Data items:

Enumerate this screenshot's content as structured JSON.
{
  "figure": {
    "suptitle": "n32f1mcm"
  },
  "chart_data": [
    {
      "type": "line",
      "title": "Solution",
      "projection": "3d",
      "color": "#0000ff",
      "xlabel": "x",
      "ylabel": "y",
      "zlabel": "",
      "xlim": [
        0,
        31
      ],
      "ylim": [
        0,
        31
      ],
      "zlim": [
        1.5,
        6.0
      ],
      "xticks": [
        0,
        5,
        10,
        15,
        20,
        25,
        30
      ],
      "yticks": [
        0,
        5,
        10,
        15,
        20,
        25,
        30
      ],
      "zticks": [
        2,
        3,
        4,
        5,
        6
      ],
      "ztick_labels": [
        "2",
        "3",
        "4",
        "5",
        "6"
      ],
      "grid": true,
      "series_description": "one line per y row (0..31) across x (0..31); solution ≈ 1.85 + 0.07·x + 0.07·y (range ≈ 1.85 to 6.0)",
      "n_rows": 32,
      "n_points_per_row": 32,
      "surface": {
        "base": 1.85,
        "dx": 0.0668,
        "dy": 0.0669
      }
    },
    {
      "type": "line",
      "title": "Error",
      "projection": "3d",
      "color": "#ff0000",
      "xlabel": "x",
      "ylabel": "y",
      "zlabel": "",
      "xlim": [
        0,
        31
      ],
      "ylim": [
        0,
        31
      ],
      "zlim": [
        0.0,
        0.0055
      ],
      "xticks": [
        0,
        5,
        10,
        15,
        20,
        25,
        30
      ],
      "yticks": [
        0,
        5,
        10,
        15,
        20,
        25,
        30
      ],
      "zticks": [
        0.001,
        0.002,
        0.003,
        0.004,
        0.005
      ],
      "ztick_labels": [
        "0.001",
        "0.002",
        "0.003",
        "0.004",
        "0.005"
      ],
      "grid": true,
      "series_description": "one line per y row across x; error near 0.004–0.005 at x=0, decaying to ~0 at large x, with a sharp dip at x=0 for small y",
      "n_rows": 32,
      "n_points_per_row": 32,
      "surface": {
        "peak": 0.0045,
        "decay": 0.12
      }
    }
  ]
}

Directions for this task ▸
Reproduce every line above without error.

Correct response ▸
Enumerate this screenshot's content as structured JSON.
{
  "figure": {
    "suptitle": "n32f1mcm"
  },
  "chart_data": [
    {
      "type": "line",
      "title": "Solution",
      "projection": "3d",
      "color": "#0000ff",
      "xlabel": "x",
      "ylabel": "y",
      "zlabel": "",
      "xlim": [
        0,
        31
      ],
      "ylim": [
        0,
        31
      ],
      "zlim": [
        1.5,
        6.0
      ],
      "xticks": [
        0,
        5,
        10,
        15,
        20,
        25,
        30
      ],
      "yticks": [
        0,
        5,
        10,
        15,
        20,
        25,
        30
      ],
      "zticks": [
        2,
        3,
        4,
        5,
        6
      ],
      "ztick_labels": [
        "2",
        "3",
        "4",
        "5",
        "6"
      ],
      "grid": true,
      "series_description": "one line per y row (0..31) across x (0..31); solution ≈ 1.85 + 0.07·x + 0.07·y (range ≈ 1.85 to 6.0)",
      "n_rows": 32,
      "n_points_per_row": 32,
      "surface": {
        "base": 1.85,
        "dx": 0.0668,
        "dy": 0.0669
      }
    },
    {
      "type": "line",
      "title": "Error",
      "projection": "3d",
      "color": "#ff0000",
      "xlabel": "x",
      "ylabel": "y",
      "zlabel": "",
      "xlim": [
        0,
        31
      ],
      "ylim": [
        0,
        31
      ],
      "zlim": [
        0.0,
        0.0055
      ],
      "xticks": [
        0,
        5,
        10,
        15,
        20,
        25,
        30
      ],
      "yticks": [
        0,
        5,
        10,
        15,
        20,
        25,
        30
      ],
      "zticks": [
        0.001,
        0.002,
        0.003,
        0.004,
        0.005
      ],
      "ztick_labels": [
        "0.001",
        "0.002",
        "0.003",
        "0.004",
        "0.005"
      ],
      "grid": true,
      "series_description": "one line per y row across x; error near 0.004–0.005 at x=0, decaying to ~0 at large x, with a sharp dip at x=0 for small y",
      "n_rows": 32,
      "n_points_per_row": 32,
      "surface": {
        "peak": 0.0045,
        "decay": 0.12
      }
    }
  ]
}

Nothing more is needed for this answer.